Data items
------------------------------------

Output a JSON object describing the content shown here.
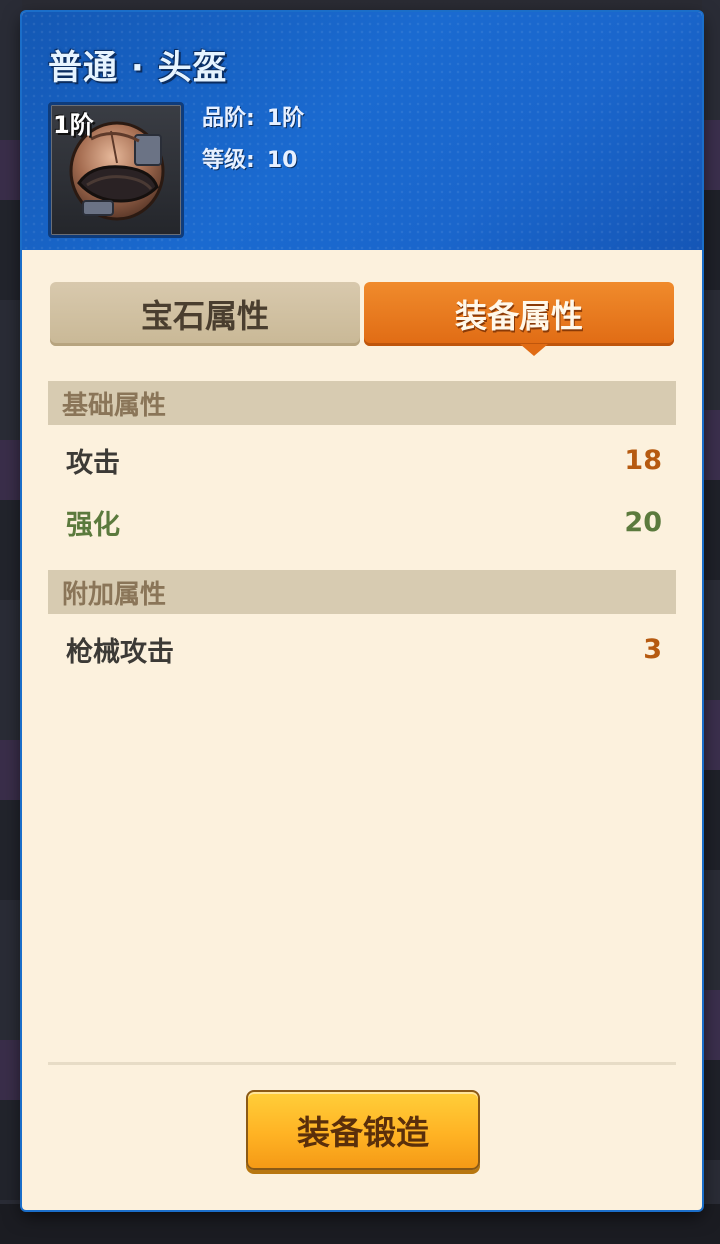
{
  "header": {
    "title": "普通 · 头盔",
    "tier_badge": "1阶",
    "quality_label": "品阶:",
    "quality_value": "1阶",
    "level_label": "等级:",
    "level_value": "10",
    "item_icon": "helmet-icon"
  },
  "tabs": [
    {
      "label": "宝石属性",
      "active": false
    },
    {
      "label": "装备属性",
      "active": true
    }
  ],
  "sections": {
    "basic": {
      "title": "基础属性",
      "rows": [
        {
          "name": "攻击",
          "value": "18"
        },
        {
          "name": "强化",
          "value": "20"
        }
      ]
    },
    "extra": {
      "title": "附加属性",
      "rows": [
        {
          "name": "枪械攻击",
          "value": "3"
        }
      ]
    }
  },
  "footer": {
    "forge_button": "装备锻造"
  },
  "colors": {
    "header_blue": "#1a66cc",
    "active_tab_orange": "#e06b14",
    "value_orange": "#b65a10",
    "enhance_green": "#5b7a3d",
    "panel_bg": "#fcf1dd",
    "button_yellow": "#ffb324"
  }
}
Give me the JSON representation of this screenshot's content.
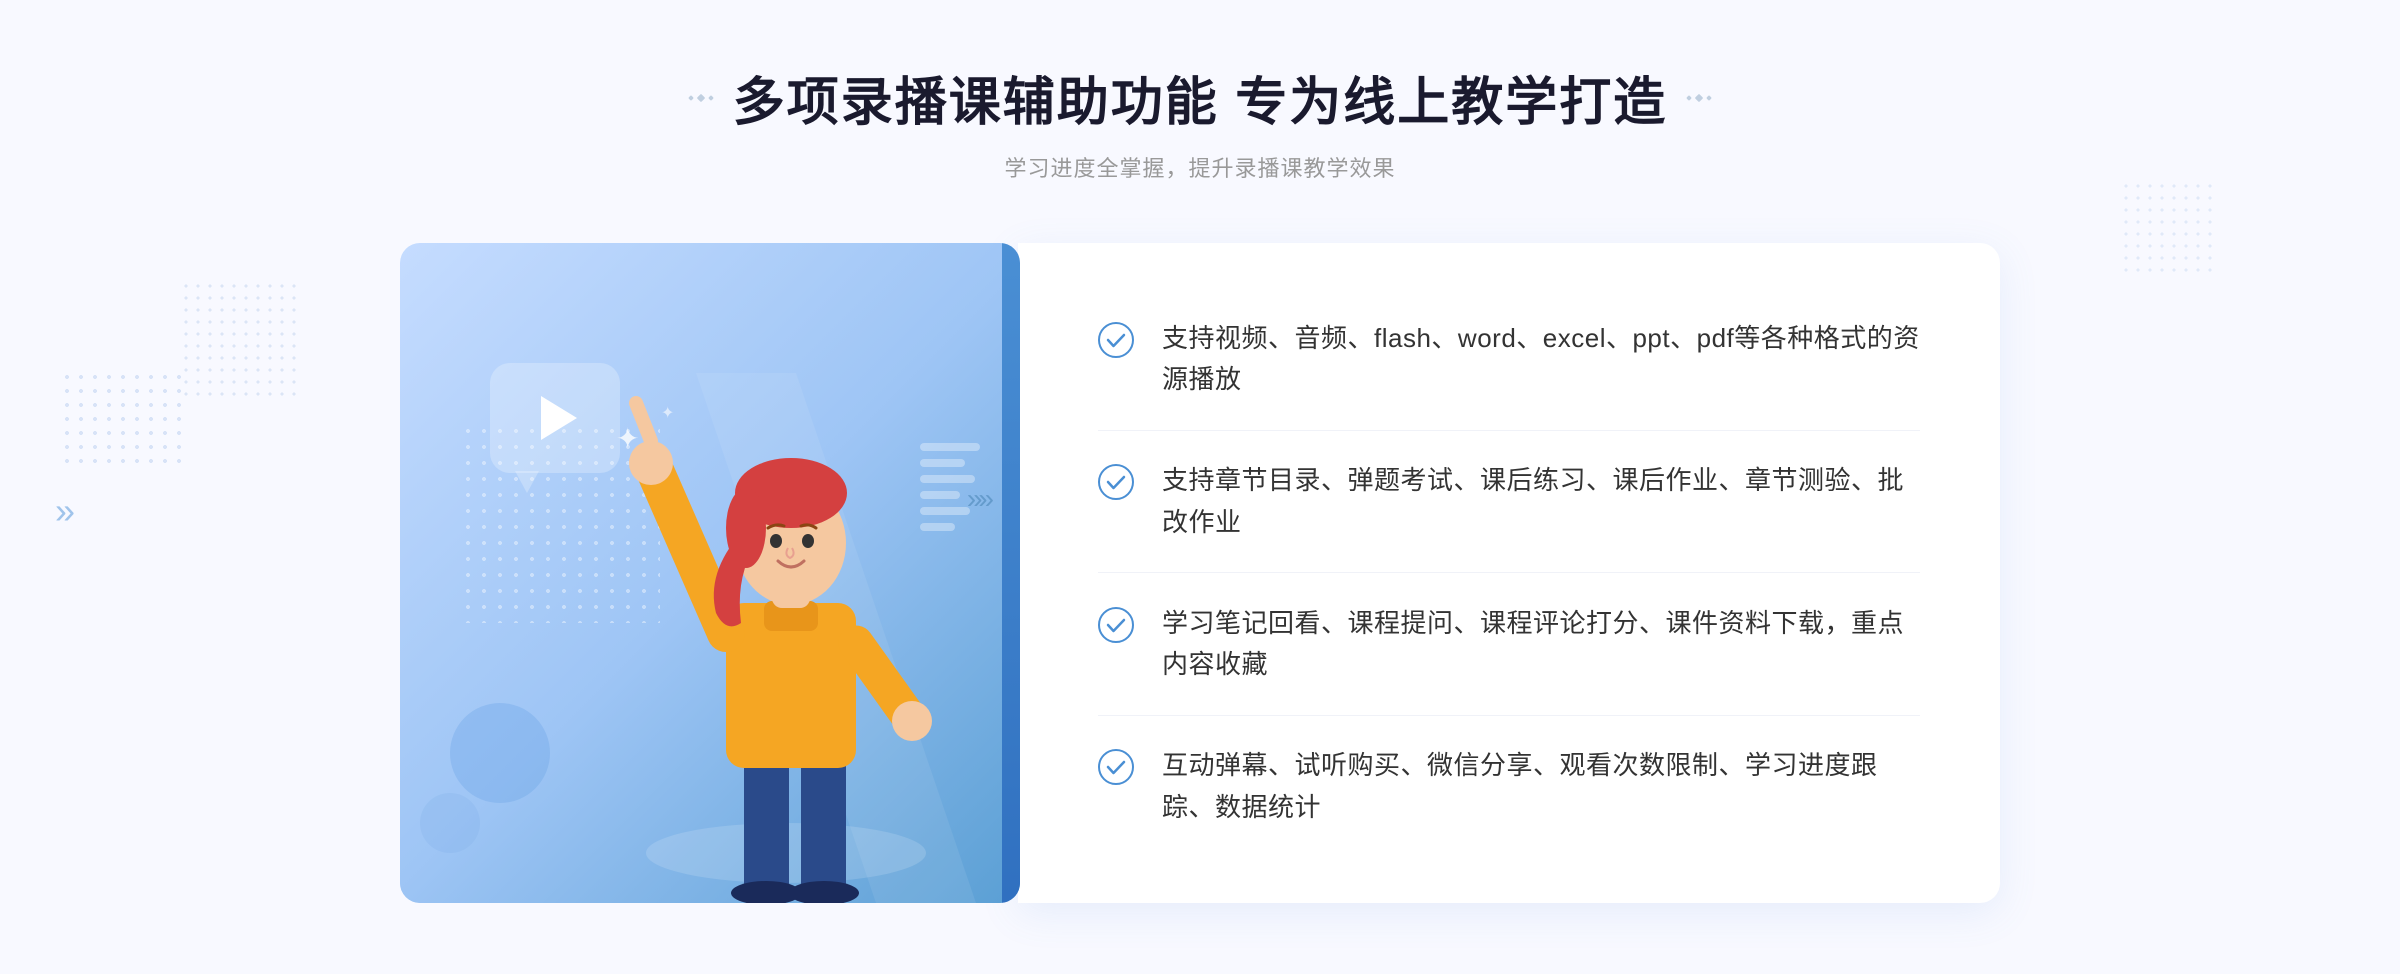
{
  "page": {
    "background_color": "#f4f7ff"
  },
  "header": {
    "title": "多项录播课辅助功能 专为线上教学打造",
    "subtitle": "学习进度全掌握，提升录播课教学效果",
    "title_dots_left": "❖",
    "title_dots_right": "❖"
  },
  "features": [
    {
      "id": 1,
      "text": "支持视频、音频、flash、word、excel、ppt、pdf等各种格式的资源播放"
    },
    {
      "id": 2,
      "text": "支持章节目录、弹题考试、课后练习、课后作业、章节测验、批改作业"
    },
    {
      "id": 3,
      "text": "学习笔记回看、课程提问、课程评论打分、课件资料下载，重点内容收藏"
    },
    {
      "id": 4,
      "text": "互动弹幕、试听购买、微信分享、观看次数限制、学习进度跟踪、数据统计"
    }
  ],
  "icons": {
    "check": "check-circle-icon",
    "play": "play-icon",
    "arrow_left": "»"
  },
  "colors": {
    "primary": "#4a8fd4",
    "accent": "#3070c0",
    "title": "#1a1a2e",
    "text": "#333333",
    "subtitle": "#999999",
    "bg": "#f4f7ff",
    "check_color": "#4a8fd4"
  }
}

------------------------------------

Aim
Please copy the lines above, starting at the one that holds "Give me the" and stopping after the last line, exactly as they appear and minus the pictures.

Answer to the exercise
Give me the JSON representation of this screenshot's content.
{
  "page": {
    "background_color": "#f4f7ff"
  },
  "header": {
    "title": "多项录播课辅助功能 专为线上教学打造",
    "subtitle": "学习进度全掌握，提升录播课教学效果",
    "title_dots_left": "❖",
    "title_dots_right": "❖"
  },
  "features": [
    {
      "id": 1,
      "text": "支持视频、音频、flash、word、excel、ppt、pdf等各种格式的资源播放"
    },
    {
      "id": 2,
      "text": "支持章节目录、弹题考试、课后练习、课后作业、章节测验、批改作业"
    },
    {
      "id": 3,
      "text": "学习笔记回看、课程提问、课程评论打分、课件资料下载，重点内容收藏"
    },
    {
      "id": 4,
      "text": "互动弹幕、试听购买、微信分享、观看次数限制、学习进度跟踪、数据统计"
    }
  ],
  "icons": {
    "check": "check-circle-icon",
    "play": "play-icon",
    "arrow_left": "»"
  },
  "colors": {
    "primary": "#4a8fd4",
    "accent": "#3070c0",
    "title": "#1a1a2e",
    "text": "#333333",
    "subtitle": "#999999",
    "bg": "#f4f7ff",
    "check_color": "#4a8fd4"
  }
}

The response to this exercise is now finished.